Page:
+ + + + + + +

Monday, July 26, 2010

Fairies: An Altered Book

I'm just finishing up my altered book project, and I thought I would share some photos. I originally made this book as a gift for my younger sister at Christmastime, but now I'm finally finishing it to enter in 4H fine arts at the county fair this week.

I made the book out of a copy of The Thousand and One Nights.

Here's the title page:

Table of Contents:

Since I made the book for my sister, I tucked a note for her inside a pocket:

This is one of my favorite pages. I used a portrait of Queen Victoria that I had kicking around, and gave her fairy wings. :)

On the side of the page, there's a few tags that can be pulled out of hidden slots:

(You flip the center panel to reveal the rest of the page)
Originally, the rest of the book was blank, so that my sister could add to it if she wanted to. But she decided she wanted me to make a "Fairy Treasures" page, with a niche for trinkets and beads, etc. So I glued together the rest of the pages and cut out a shadowbox. The picture is of Ali Baba showing off his treasure, which was in the book to begin with. I just finished this page today. 

See all those nifty treasures?

That's one full book!

Friday, July 16, 2010

Summer Reading

After another long interval between my infamous sporadic posts, I present you with my summer reading piles.

Yes, piles.

First we have my in-progress pile. These are all books that I'm currently reading. I tend to read a lot of books at once. That way, if I get tired of one book, I can put it down and pick up in the middle of another book. I'm a migratory reader.
Starting from the bottom of the pile:
The Life of the Forest, by Jack McCormick - I'm reading this non-fiction book as research for my next novel, Greenheart, which will mostly take place in a temperate rainforest. I want it to feel real, and this book is very helpful and interesting.

Digital Art Revolution, by Scott Ligon - I picked this book up because I love creating digital art with Photoshop, and I'd love to do more with it. It's got tons of weird artwork in it, but it teaches some great techniques and tricks with Photoshop.

Getting Into Character, by Brandilyn Collins - This book on creating three-dimensional characters requires a lot of thought, because each new thing presented is so unique and revolutionary. It's taking me a long time to read it, because I'm trying to fully understand each concept before I move on. I think it will definitely help my writing down the road.

+ + + + + + +

Data section:
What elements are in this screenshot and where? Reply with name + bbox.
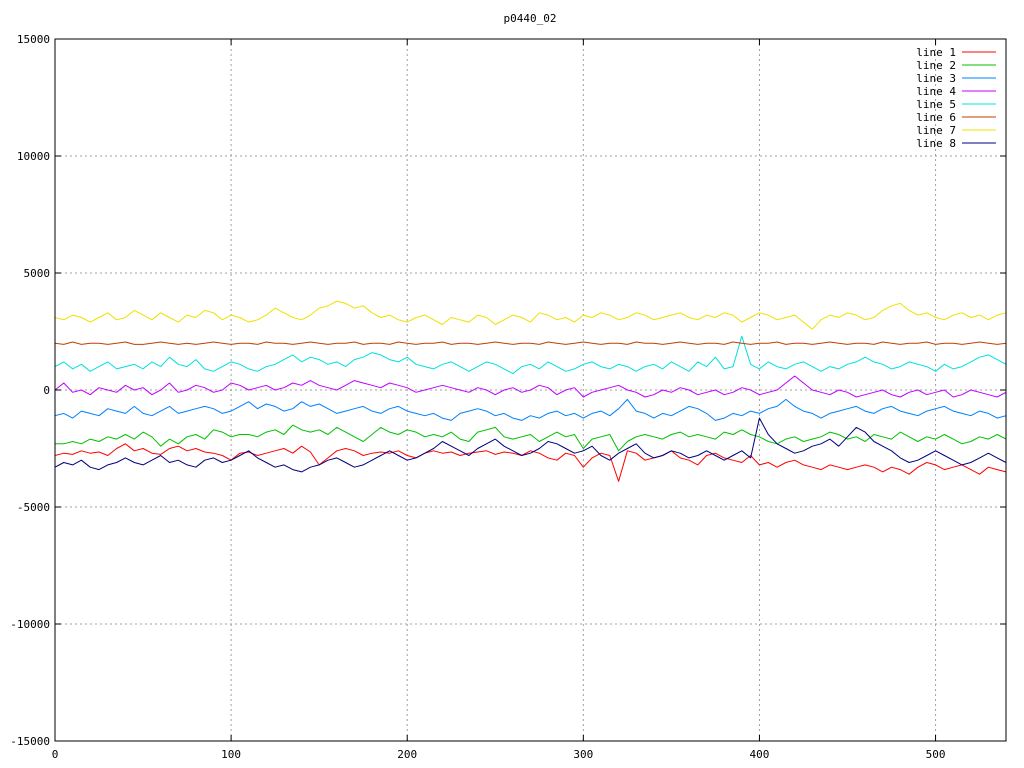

+ + + + + + +

Work instructions:
1. From the blog page above, reproduce the stretch from "This is one" through "this page today." word for word.
2. Answer these questions using the blog page above:
(a) What book was the altered book made from?
(b) Whose portrait was given fairy wings?
(c) What is the title of the writer's next novel?
3. Continue the blog page from its final sentence onward.

Outputs by task:
1.
This is one of my favorite pages. I used a portrait of Queen Victoria that I had kicking around, and gave her fairy wings. :)

On the side of the page, there's a few tags that can be pulled out of hidden slots:

(You flip the center panel to reveal the rest of the page)
Originally, the rest of the book was blank, so that my sister could add to it if she wanted to. But she decided she wanted me to make a "Fairy Treasures" page, with a niche for trinkets and beads, etc. So I glued together the rest of the pages and cut out a shadowbox. The picture is of Ali Baba showing off his treasure, which was in the book to begin with. I just finished this page today.

2.
(a) The Thousand and One Nights
(b) Queen Victoria
(c) Greenheart

3.
Writing Fiction for Dummies, by Randy Ingermanson - The ingenious "Snowflake Guy" wrote this awesome book for writers of all ages and experience levels. Everything is laid out, clear and concise. Even though I've read almost a dozen books on writing, this one offers some questions and exercises that have made me think about my writing from a different angle. I recommend it!

The Restorer, by Sharon Hinck - I'm re-reading this one because I like it so much. An ordinary mom gets sucked into a fantasy world on the brink of war, and she's expected to become some warrior hero? What's not to like? (Besides, I think Kieran is one of the best characters of all time.)

Emma, by Jane Austen - I've seen several different movie versions of this classic story, but this is the first time I've actually read it. It took me awhile to get into it, because I just didn't like the heroine, Emma. But then I realized that you just can't take her too seriously, and I began to really enjoy it. It's a lighthearted, comedic romance story.

Airborn, by Kenneth Oppel - I bought this book used at my library for about 10 cents. I knew nothing about it. It's amazing! It's an alternate version of history set at the height of airship travel, with sky pirates, mysterious flying mammals, and lots of swashbuckling adventures in the clouds. I love it so far! (I'm really starting to like the "Steampunk" genre)

Start Here: Doing Hard Things Right Where You Are, by Alex and Brett Harris - This is a sequel to the awesome book Do Hard Things. It's full of encouragement, ideas, and practical advice for teens who wish to break free of the low expectations placed on young people today. Teens have raised money to build wells in Africa, sailed solo around the world, made award-winning movies... what will you do? And more importantly, why are you doing it?

As soon as I finish reading all of those books, I'll move on to my to-read pile:

100 Cupboards, by N. D. Wilson
The Unicorn Chronicles book 4: The Last Hunt, by Bruce Coville
Brightly Woven, by Alexandra Bracken
Stravaganza: City of Masks, by Mary Hoffman
Over Sea, Under Stone, by Susan Cooper
Heartless, by Anne Elisabeth Stengl
Adobe Photoshop CS3 Classroom in a Book
By Darkness Hid, by Jill Williamson (not pictured)

And that's just a fraction of the books I'd like to read. *sigh* So many books, so little time. What have you been reading? Have you read any of these books?

Also, I seem to have forgotten to announce the arrival of my free paperback copy of my novel, Bluewillow, from CreateSpace. Here's a picture:

I made the cover, and I'm really happy with how it turned out. My sister agreed to pose as my main character (I turned her hair blue in Photoshop). Sorry that my flash sorta washed things out. It looks better in person.

Now my family is reading it together in the evenings. *gasp* So many people listening to my writing at once! Aaaaahh! Panic attack!! *ahem*

That's all for now, folks!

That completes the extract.